### Description of the task
Show, in full, each line of the data that contains "Peraturan".

### Records
= = = =
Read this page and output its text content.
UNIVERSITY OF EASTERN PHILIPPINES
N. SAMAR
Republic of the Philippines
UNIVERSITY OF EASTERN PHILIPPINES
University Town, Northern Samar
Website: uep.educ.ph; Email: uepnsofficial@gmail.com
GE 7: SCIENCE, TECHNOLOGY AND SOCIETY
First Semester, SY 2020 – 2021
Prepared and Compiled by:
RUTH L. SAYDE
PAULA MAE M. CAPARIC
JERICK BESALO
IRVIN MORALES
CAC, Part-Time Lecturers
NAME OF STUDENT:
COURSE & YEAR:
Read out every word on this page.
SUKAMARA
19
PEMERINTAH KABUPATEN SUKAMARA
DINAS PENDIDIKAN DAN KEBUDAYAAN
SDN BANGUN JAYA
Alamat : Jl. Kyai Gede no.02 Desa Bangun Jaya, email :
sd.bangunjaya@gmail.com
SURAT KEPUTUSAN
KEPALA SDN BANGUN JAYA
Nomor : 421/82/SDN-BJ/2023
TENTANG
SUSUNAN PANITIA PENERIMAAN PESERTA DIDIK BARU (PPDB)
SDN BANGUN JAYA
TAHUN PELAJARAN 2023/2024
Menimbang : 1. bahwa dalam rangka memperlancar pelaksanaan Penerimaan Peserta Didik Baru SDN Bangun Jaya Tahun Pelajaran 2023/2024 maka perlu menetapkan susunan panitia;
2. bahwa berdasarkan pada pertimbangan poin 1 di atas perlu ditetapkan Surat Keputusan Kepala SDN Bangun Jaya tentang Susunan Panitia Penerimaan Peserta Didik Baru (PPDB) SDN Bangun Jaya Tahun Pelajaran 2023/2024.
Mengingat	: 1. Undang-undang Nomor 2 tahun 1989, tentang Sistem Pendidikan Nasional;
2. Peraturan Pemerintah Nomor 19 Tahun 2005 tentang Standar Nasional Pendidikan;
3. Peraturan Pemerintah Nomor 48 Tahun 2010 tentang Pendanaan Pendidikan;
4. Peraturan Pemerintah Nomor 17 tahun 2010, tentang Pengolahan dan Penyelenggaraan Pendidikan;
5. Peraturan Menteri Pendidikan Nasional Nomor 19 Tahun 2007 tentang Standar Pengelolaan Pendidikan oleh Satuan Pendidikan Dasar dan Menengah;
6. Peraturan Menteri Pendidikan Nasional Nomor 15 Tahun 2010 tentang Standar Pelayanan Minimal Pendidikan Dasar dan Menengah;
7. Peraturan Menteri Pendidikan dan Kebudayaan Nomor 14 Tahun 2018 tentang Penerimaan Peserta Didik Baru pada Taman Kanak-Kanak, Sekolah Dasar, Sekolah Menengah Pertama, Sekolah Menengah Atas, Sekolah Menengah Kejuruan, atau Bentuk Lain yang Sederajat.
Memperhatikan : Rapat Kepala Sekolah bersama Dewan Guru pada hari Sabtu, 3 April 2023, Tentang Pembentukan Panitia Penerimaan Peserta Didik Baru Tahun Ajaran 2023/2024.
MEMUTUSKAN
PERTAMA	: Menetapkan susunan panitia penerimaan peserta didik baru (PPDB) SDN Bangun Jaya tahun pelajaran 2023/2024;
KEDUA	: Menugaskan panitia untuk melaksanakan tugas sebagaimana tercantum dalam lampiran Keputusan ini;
= = = =
### Exercise result
2. Peraturan Pemerintah Nomor 19 Tahun 2005 tentang Standar Nasional Pendidikan;
3. Peraturan Pemerintah Nomor 48 Tahun 2010 tentang Pendanaan Pendidikan;
4. Peraturan Pemerintah Nomor 17 tahun 2010, tentang Pengolahan dan Penyelenggaraan Pendidikan;
5. Peraturan Menteri Pendidikan Nasional Nomor 19 Tahun 2007 tentang Standar Pengelolaan Pendidikan oleh Satuan Pendidikan Dasar dan Menengah;
6. Peraturan Menteri Pendidikan Nasional Nomor 15 Tahun 2010 tentang Standar Pelayanan Minimal Pendidikan Dasar dan Menengah;
7. Peraturan Menteri Pendidikan dan Kebudayaan Nomor 14 Tahun 2018 tentang Penerimaan Peserta Didik Baru pada Taman Kanak-Kanak, Sekolah Dasar, Sekolah Menengah Pertama, Sekolah Menengah Atas, Sekolah Menengah Kejuruan, atau Bentuk Lain yang Sederajat.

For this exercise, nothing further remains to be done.